— Begin Available records —
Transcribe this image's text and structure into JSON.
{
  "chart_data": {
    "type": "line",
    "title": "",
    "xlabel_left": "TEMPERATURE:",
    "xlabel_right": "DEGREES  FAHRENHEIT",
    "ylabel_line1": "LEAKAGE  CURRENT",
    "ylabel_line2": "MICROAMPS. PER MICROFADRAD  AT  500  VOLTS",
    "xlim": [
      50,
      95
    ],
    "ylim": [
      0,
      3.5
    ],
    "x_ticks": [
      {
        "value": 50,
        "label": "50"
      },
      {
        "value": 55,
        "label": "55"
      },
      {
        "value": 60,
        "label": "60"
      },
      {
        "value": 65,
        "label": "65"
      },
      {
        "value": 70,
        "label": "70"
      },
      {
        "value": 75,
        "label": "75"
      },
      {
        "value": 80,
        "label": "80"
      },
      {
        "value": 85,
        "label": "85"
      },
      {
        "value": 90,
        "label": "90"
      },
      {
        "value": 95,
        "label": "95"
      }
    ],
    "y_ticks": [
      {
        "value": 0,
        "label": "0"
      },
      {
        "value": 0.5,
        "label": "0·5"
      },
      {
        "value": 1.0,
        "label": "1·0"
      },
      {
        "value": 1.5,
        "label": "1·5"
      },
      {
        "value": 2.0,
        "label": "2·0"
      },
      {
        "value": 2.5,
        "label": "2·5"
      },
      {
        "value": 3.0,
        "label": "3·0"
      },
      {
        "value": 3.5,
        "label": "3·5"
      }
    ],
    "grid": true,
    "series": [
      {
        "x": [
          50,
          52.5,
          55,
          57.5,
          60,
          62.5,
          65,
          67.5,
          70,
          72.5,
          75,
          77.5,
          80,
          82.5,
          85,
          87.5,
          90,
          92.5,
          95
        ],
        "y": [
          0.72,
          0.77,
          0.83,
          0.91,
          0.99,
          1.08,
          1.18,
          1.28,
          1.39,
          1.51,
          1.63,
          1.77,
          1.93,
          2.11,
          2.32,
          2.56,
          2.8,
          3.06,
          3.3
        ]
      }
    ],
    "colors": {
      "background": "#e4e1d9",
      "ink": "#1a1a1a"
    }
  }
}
— End Available records —
## What the task asks
The records above should be returned exactly.

## The completed task
Transcribe this image's text and structure into JSON.
{
  "chart_data": {
    "type": "line",
    "title": "",
    "xlabel_left": "TEMPERATURE:",
    "xlabel_right": "DEGREES  FAHRENHEIT",
    "ylabel_line1": "LEAKAGE  CURRENT",
    "ylabel_line2": "MICROAMPS. PER MICROFADRAD  AT  500  VOLTS",
    "xlim": [
      50,
      95
    ],
    "ylim": [
      0,
      3.5
    ],
    "x_ticks": [
      {
        "value": 50,
        "label": "50"
      },
      {
        "value": 55,
        "label": "55"
      },
      {
        "value": 60,
        "label": "60"
      },
      {
        "value": 65,
        "label": "65"
      },
      {
        "value": 70,
        "label": "70"
      },
      {
        "value": 75,
        "label": "75"
      },
      {
        "value": 80,
        "label": "80"
      },
      {
        "value": 85,
        "label": "85"
      },
      {
        "value": 90,
        "label": "90"
      },
      {
        "value": 95,
        "label": "95"
      }
    ],
    "y_ticks": [
      {
        "value": 0,
        "label": "0"
      },
      {
        "value": 0.5,
        "label": "0·5"
      },
      {
        "value": 1.0,
        "label": "1·0"
      },
      {
        "value": 1.5,
        "label": "1·5"
      },
      {
        "value": 2.0,
        "label": "2·0"
      },
      {
        "value": 2.5,
        "label": "2·5"
      },
      {
        "value": 3.0,
        "label": "3·0"
      },
      {
        "value": 3.5,
        "label": "3·5"
      }
    ],
    "grid": true,
    "series": [
      {
        "x": [
          50,
          52.5,
          55,
          57.5,
          60,
          62.5,
          65,
          67.5,
          70,
          72.5,
          75,
          77.5,
          80,
          82.5,
          85,
          87.5,
          90,
          92.5,
          95
        ],
        "y": [
          0.72,
          0.77,
          0.83,
          0.91,
          0.99,
          1.08,
          1.18,
          1.28,
          1.39,
          1.51,
          1.63,
          1.77,
          1.93,
          2.11,
          2.32,
          2.56,
          2.8,
          3.06,
          3.3
        ]
      }
    ],
    "colors": {
      "background": "#e4e1d9",
      "ink": "#1a1a1a"
    }
  }
}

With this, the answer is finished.